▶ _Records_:
* * * *

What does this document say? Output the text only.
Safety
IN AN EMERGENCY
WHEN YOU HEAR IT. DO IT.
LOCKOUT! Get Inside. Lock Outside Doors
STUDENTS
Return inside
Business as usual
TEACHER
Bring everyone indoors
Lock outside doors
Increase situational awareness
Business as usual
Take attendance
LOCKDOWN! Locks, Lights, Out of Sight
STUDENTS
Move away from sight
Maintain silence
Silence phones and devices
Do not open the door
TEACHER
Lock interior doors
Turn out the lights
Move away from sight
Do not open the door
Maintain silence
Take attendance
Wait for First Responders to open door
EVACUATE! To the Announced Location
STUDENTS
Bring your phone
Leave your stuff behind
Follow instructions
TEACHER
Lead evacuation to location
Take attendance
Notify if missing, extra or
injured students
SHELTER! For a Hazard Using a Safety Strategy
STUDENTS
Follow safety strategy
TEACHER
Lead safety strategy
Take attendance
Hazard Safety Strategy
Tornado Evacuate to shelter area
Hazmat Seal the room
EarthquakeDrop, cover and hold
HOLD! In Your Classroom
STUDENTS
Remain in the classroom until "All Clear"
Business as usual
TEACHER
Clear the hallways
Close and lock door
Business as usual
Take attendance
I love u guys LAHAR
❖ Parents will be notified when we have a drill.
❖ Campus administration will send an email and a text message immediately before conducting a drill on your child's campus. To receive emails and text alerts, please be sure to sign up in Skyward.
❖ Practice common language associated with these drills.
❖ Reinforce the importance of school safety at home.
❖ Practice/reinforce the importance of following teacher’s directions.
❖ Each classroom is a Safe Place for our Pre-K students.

* * * *

▶ _Task goal_:
Copy out the whole listing, exactly as written.

▶ _Complete response_:
What does this document say? Output the text only.
Safety
IN AN EMERGENCY
WHEN YOU HEAR IT. DO IT.
LOCKOUT! Get Inside. Lock Outside Doors
STUDENTS
Return inside
Business as usual
TEACHER
Bring everyone indoors
Lock outside doors
Increase situational awareness
Business as usual
Take attendance
LOCKDOWN! Locks, Lights, Out of Sight
STUDENTS
Move away from sight
Maintain silence
Silence phones and devices
Do not open the door
TEACHER
Lock interior doors
Turn out the lights
Move away from sight
Do not open the door
Maintain silence
Take attendance
Wait for First Responders to open door
EVACUATE! To the Announced Location
STUDENTS
Bring your phone
Leave your stuff behind
Follow instructions
TEACHER
Lead evacuation to location
Take attendance
Notify if missing, extra or
injured students
SHELTER! For a Hazard Using a Safety Strategy
STUDENTS
Follow safety strategy
TEACHER
Lead safety strategy
Take attendance
Hazard Safety Strategy
Tornado Evacuate to shelter area
Hazmat Seal the room
EarthquakeDrop, cover and hold
HOLD! In Your Classroom
STUDENTS
Remain in the classroom until "All Clear"
Business as usual
TEACHER
Clear the hallways
Close and lock door
Business as usual
Take attendance
I love u guys LAHAR
❖ Parents will be notified when we have a drill.
❖ Campus administration will send an email and a text message immediately before conducting a drill on your child's campus. To receive emails and text alerts, please be sure to sign up in Skyward.
❖ Practice common language associated with these drills.
❖ Reinforce the importance of school safety at home.
❖ Practice/reinforce the importance of following teacher’s directions.
❖ Each classroom is a Safe Place for our Pre-K students.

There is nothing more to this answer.